## TASK TO CARRY OUT
Swap "soil" for "earth" and write out the Biennale text again, starting with "In 2011 at the" and going on through "area for photography.".

## SUPPLIED PASSAGE

Thinking about things that compel us as humans in one way or another – the work ethic, the need for order, physical survival, lust and greed, mythology and religion, spirituality, humanity and identity.
Having heard Antii Laitinen talk about his Venice Biennale project a while back it was great to see it in the flesh.
All his work takes hours of patience, these woodblocks have hundreds of nails hammered into the surface.
In 2011 at the Venice Biennale a large tree fell on the Finnish Pavilion. This disaster has given inspiration to this years exhibition ‘Falling Trees’.
Laitinen felled 100sqm of forest, tore the roots from the ground and removed the covering layer of soil from the area. After this, he started to sort the materials into constituent parts and finally to assemble the material into a carefully composed area for photography.
Inspired by the philosophy of Piet Mondrian – “I construct lines and colour combinations on a flat surface, in order to express general beauty with the utmost awareness. Nature (or, that which I see) inspires me, puts me, as with any painter, in an emotional state so that an urge comes about to make something, but I want to come as close as possible to the truth and abstract everything from that, until I reach the foundation (still just an external foundation!) of things… I believe it is possible that, through horizontal and vertical lines constructed with awareness, but not with calculation, led by high intuition, and brought to harmony and rhythm, these basic forms of beauty, supplemented if necessary by other direct lines or curves, can become a work of art, as strong as it is”
Sorting the forest and the layer of peat in a factory hall took several months. The sorted forest takes exactly one hundred square metres of space, just like the original patch of forest.
The process of photographing the composition proved challenging, and the final work of photography consists of over 60 photographs needed to show the smallest of details. The two other images in the triptych show the forest area before and after the clearing.
This work characterises Antti Laitinen work through it’s craftsmanship, concrete thinking, repetition, the coexistence of exhausting persistence, the transience of the blink of an eye and tragicomedy. The viewers find themselves questioning the rationality of both their everyday use of time and the society around them.
Outside the pavilion is a small Frankenstein forest. Laitinen has himself felled and chopped a number of trees into small logs which he then fits back together into a tree with hammer and nails. The construction of the trees is both performance and installation.
“The working method is like when you’re putting a puzzle together and can’t find the right pieces, so you force them in place anyway. Fun and comedy are important in my work. There isn’t always much sense in making the work, but I do it anyway” Laitinen.
Norays Kaspar also looks at work and purpose, exposing the human cost of a life spent in effectively futile labour.

(Element boundary data)
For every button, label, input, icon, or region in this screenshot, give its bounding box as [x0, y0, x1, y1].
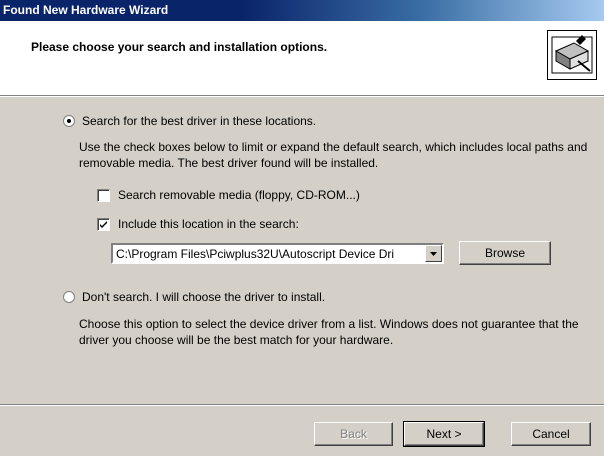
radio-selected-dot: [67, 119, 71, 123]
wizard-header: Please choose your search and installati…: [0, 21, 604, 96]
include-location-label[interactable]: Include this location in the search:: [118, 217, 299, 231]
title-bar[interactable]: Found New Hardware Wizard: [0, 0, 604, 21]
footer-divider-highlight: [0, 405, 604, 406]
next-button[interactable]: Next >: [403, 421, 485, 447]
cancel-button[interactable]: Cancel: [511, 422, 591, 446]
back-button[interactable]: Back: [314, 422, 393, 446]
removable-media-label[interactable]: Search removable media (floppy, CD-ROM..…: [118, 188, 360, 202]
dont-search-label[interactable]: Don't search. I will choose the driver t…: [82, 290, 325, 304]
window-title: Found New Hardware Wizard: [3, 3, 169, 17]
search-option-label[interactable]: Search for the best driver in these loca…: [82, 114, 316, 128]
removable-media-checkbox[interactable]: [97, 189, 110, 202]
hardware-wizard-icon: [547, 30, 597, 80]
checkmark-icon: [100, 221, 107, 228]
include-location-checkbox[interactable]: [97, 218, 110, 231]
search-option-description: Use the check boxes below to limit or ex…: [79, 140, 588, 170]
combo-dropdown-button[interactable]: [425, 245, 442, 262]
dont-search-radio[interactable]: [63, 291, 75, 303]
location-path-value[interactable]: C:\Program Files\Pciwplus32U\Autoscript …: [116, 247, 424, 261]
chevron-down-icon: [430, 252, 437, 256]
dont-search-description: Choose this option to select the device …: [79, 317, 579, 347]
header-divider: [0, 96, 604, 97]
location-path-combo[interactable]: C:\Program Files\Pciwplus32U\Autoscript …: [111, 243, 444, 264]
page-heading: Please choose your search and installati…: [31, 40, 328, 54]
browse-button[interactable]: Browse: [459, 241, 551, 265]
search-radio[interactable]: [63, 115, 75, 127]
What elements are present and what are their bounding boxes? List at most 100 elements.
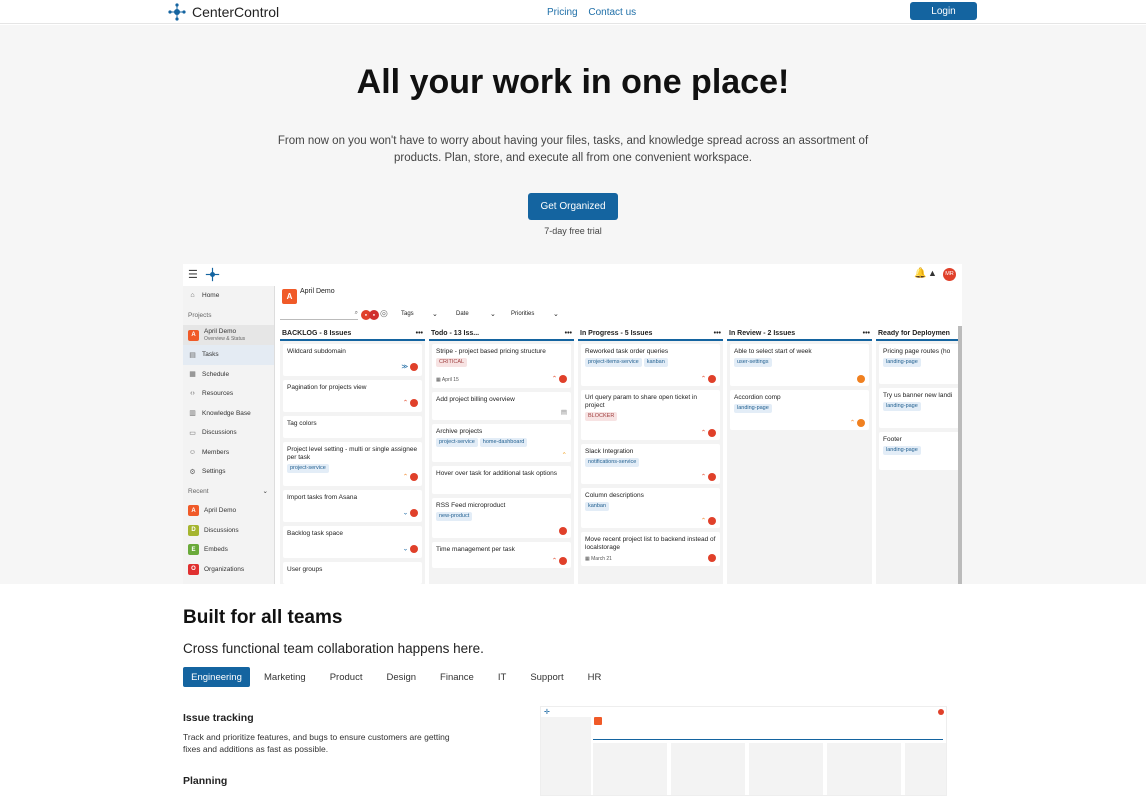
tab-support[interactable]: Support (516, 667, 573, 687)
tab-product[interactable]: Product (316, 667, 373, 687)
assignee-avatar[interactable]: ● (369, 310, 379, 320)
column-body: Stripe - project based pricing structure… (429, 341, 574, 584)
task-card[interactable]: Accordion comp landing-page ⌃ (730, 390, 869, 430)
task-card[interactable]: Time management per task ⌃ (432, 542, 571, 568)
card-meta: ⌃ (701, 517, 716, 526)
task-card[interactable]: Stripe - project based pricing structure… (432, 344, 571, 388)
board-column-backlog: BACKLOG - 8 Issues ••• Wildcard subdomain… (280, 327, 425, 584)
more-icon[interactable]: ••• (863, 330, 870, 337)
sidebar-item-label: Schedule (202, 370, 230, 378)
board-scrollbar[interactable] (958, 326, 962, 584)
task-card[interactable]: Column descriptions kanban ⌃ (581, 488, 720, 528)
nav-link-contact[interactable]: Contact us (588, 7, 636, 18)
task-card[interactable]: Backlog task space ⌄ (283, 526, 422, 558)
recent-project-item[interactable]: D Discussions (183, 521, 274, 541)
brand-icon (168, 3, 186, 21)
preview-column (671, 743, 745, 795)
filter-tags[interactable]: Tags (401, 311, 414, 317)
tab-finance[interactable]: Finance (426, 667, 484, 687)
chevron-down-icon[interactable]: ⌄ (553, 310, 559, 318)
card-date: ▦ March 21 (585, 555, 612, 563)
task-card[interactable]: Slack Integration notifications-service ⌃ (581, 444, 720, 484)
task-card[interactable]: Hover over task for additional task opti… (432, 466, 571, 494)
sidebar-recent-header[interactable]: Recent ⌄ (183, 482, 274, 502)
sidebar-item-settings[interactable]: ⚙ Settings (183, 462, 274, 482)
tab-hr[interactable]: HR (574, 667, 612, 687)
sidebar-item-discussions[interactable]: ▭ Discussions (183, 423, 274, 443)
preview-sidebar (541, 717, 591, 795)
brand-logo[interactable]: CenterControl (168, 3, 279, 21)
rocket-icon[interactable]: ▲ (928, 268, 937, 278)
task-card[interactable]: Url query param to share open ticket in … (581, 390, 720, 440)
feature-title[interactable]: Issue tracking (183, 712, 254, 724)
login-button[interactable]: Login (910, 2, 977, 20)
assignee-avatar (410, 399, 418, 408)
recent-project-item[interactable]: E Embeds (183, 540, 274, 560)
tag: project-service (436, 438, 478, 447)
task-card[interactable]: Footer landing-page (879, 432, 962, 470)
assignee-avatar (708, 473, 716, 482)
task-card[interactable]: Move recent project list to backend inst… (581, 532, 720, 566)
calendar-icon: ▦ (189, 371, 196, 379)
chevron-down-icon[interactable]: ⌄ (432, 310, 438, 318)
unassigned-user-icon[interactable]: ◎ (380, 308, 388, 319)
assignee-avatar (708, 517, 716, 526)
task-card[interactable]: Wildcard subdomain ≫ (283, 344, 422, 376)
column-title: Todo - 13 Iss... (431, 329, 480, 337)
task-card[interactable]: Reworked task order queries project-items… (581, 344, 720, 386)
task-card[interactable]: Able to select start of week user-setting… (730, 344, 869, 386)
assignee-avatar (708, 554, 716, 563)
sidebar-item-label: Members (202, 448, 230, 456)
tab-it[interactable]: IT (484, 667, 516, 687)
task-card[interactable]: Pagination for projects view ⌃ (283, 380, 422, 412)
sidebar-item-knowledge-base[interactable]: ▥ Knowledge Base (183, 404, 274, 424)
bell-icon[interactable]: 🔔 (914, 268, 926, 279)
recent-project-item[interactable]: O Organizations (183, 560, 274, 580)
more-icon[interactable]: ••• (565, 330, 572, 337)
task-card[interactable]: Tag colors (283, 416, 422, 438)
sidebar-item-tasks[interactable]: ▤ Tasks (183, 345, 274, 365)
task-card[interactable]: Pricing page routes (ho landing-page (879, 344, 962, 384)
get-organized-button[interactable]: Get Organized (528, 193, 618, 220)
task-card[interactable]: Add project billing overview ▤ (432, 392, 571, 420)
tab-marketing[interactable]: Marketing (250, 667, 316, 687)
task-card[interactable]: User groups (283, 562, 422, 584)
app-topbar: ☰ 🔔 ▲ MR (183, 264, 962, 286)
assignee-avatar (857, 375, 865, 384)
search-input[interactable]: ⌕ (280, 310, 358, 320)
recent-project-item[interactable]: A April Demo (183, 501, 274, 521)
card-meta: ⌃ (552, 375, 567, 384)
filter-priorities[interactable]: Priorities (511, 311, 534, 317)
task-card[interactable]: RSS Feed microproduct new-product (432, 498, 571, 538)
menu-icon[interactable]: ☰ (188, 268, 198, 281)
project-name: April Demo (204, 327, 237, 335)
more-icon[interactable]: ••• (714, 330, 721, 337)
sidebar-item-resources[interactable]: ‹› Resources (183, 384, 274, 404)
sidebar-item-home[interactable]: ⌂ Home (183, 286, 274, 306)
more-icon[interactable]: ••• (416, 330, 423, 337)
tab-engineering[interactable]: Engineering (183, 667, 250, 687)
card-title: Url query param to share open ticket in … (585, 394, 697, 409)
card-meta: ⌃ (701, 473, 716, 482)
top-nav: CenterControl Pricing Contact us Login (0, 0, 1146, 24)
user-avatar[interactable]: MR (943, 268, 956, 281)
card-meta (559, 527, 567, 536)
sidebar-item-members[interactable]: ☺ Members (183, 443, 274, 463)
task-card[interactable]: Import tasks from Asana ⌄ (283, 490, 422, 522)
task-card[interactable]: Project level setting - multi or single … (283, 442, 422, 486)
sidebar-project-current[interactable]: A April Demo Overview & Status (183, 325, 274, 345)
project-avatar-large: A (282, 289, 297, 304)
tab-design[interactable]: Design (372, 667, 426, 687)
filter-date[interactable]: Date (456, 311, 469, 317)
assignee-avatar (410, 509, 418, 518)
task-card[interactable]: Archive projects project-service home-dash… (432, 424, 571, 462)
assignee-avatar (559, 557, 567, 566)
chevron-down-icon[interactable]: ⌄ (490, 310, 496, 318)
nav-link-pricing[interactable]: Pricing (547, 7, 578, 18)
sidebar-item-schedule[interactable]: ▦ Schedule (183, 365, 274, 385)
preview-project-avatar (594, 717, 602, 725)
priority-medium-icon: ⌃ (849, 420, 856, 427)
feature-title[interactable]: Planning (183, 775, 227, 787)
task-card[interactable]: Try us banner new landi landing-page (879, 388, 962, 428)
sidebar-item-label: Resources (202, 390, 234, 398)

--

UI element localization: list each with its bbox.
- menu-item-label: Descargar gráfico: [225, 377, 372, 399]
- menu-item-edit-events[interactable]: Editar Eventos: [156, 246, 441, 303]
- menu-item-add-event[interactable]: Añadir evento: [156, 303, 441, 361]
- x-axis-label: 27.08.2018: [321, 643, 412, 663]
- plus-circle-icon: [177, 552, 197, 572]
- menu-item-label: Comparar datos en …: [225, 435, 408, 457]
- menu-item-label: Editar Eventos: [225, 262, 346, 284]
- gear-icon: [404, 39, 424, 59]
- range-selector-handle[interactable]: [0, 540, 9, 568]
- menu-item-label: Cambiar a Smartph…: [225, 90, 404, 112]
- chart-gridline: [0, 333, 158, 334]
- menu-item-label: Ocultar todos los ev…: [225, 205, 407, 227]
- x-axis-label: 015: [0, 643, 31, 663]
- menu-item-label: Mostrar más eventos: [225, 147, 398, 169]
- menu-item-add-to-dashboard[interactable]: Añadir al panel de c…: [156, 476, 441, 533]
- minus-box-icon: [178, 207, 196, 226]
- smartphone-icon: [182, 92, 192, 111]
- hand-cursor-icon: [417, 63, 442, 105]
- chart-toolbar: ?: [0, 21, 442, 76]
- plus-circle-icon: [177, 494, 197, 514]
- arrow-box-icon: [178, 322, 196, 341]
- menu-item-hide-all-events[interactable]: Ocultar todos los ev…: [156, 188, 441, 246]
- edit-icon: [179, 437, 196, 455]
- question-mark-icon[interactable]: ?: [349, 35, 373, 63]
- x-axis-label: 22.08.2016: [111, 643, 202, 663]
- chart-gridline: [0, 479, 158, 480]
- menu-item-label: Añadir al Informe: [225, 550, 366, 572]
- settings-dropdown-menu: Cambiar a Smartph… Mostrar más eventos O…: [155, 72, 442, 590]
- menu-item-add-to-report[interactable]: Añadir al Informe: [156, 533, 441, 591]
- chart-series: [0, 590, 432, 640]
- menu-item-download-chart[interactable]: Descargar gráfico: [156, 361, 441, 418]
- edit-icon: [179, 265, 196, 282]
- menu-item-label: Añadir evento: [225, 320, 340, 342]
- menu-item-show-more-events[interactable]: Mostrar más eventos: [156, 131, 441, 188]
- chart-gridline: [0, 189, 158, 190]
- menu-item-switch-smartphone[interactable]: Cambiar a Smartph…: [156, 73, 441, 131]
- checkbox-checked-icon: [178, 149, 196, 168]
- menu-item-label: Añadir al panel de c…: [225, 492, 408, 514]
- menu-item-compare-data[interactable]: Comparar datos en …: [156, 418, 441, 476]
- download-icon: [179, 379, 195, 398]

## OUTPUT OF THE TASK
In 2011 at the Venice Biennale a large tree fell on the Finnish Pavilion. This disaster has given inspiration to this years exhibition ‘Falling Trees’.
Laitinen felled 100sqm of forest, tore the roots from the ground and removed the covering layer of earth from the area. After this, he started to sort the materials into constituent parts and finally to assemble the material into a carefully composed area for photography.